Text excerpt:
================================
Imagine that you're the skipper of a WWII submarine. Let's say it's the USS Cod, a submarine that saw service from 1943 to 1945, and you're on the prowl for enemy ships. What is it that you're supposed to do? How do you go about finding and firing at a target?

The first thing you need to do is situate your boat underwater at the right depth. For the USS Cod, you'd level off at the submarine's periscope depth, which is 67 feet. You'd then use your search periscope to scan the horizon. The search periscope's wide field of view allows you to see a wide area all at once.

Then you see it. An enemy destroyer. You switch to the attack periscope. The attack periscope is much smaller—its neck, the part that slices through water, is only 1.4 inches in diameter, so it leaves hardly any wake as the boat moves along.

Next up is determining the target's bearing, course, range, and speed. To get the bearing, you center the scope's crosshairs on the ship. You call out "mark!"; the executive officer reads out the position off a gauge on the periscope. You determine the ship's course by guessing its "angle on the bow." For example, if the ship is heading directly toward you, the angle on the bow is 0 degrees. If its left side is facing you, the angle on the bow is "90 degrees port."
================================
Dataset extract:

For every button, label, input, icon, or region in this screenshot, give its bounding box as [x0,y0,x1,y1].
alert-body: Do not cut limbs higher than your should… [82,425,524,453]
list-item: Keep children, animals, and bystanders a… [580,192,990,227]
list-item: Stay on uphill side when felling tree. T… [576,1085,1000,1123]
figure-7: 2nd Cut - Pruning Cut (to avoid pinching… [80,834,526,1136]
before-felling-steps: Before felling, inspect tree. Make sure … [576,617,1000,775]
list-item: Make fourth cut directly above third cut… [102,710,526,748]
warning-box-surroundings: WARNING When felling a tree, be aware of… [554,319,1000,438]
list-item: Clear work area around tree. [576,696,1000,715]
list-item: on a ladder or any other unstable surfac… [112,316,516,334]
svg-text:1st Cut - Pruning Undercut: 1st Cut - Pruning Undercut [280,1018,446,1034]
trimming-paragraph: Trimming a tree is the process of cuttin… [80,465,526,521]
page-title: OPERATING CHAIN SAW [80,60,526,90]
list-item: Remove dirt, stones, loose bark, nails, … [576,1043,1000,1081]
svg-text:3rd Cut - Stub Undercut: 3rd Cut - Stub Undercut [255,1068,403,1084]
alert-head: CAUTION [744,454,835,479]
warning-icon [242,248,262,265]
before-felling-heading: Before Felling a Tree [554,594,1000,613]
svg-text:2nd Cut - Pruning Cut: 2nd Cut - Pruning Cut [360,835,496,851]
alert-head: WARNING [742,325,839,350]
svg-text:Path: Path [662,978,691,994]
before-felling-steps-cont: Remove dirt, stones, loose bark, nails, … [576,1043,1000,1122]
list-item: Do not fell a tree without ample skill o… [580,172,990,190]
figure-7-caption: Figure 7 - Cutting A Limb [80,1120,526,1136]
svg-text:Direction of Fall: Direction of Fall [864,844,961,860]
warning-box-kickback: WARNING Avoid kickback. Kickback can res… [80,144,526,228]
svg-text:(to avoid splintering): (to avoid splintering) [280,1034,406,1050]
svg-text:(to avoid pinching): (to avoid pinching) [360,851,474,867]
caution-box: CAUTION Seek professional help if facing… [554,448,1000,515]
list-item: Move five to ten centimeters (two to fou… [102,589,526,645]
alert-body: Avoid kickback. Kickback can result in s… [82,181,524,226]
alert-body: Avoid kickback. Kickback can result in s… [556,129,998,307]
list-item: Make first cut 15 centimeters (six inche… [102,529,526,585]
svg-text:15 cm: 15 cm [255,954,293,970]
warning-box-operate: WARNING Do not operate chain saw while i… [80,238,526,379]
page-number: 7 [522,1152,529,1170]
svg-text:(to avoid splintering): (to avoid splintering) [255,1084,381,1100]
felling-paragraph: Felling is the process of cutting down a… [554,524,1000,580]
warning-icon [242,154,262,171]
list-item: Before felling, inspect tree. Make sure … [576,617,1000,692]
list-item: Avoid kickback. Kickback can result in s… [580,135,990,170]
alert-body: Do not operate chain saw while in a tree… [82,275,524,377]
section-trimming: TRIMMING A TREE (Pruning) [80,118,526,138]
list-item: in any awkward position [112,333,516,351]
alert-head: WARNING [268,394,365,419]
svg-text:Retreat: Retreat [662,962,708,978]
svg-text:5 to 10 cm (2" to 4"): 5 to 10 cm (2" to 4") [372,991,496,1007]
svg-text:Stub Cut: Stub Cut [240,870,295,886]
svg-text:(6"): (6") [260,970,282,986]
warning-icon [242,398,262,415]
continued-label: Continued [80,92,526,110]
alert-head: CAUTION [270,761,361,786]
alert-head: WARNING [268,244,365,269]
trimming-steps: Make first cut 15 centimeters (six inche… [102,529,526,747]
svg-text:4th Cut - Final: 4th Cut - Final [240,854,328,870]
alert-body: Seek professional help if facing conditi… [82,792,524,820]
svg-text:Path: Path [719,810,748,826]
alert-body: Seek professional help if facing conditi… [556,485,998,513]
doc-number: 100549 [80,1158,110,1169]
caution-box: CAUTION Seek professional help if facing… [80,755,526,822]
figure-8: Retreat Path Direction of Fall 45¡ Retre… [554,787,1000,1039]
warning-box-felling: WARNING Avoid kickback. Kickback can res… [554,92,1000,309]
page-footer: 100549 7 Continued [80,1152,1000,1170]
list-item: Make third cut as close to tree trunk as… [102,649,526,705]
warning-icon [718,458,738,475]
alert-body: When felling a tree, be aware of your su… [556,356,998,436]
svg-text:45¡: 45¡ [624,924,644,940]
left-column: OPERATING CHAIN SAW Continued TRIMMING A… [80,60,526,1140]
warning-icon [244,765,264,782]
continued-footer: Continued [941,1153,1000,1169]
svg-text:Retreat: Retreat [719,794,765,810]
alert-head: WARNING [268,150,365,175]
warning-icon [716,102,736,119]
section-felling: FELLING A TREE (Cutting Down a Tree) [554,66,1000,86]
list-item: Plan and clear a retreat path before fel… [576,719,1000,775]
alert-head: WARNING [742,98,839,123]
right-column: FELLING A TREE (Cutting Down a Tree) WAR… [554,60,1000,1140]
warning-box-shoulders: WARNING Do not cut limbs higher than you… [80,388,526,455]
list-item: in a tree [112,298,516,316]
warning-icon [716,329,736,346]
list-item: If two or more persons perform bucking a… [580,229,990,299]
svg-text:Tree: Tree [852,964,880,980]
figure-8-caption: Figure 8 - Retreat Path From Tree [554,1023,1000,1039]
================================
Short task 1:
Using the submarine text, answer these:
(a) At what depth would the USS Cod level off?
(b) Who reads the position off a gauge on the periscope?
(c) What is the angle on the bow when the target ship heads directly toward you?
Short task 2: Rewrite the submarine text between "Then you see" and "boat moves along.", inclusive, swapping "destroyer" for "cruiser".
Short task 3: According to the submarine text, why does the attack periscope leave hardly any wake as the boat moves?
The listing has nothing to do with the submarine text.

Correct result 1:
(a) 67 feet
(b) The executive officer
(c) 0 degrees

Correct result 2:
Then you see it. An enemy cruiser. You switch to the attack periscope. The attack periscope is much smaller—its neck, the part that slices through water, is only 1.4 inches in diameter, so it leaves hardly any wake as the boat moves along.

Correct result 3: Its neck, the part that slices through the water, is only 1.4 inches in diameter.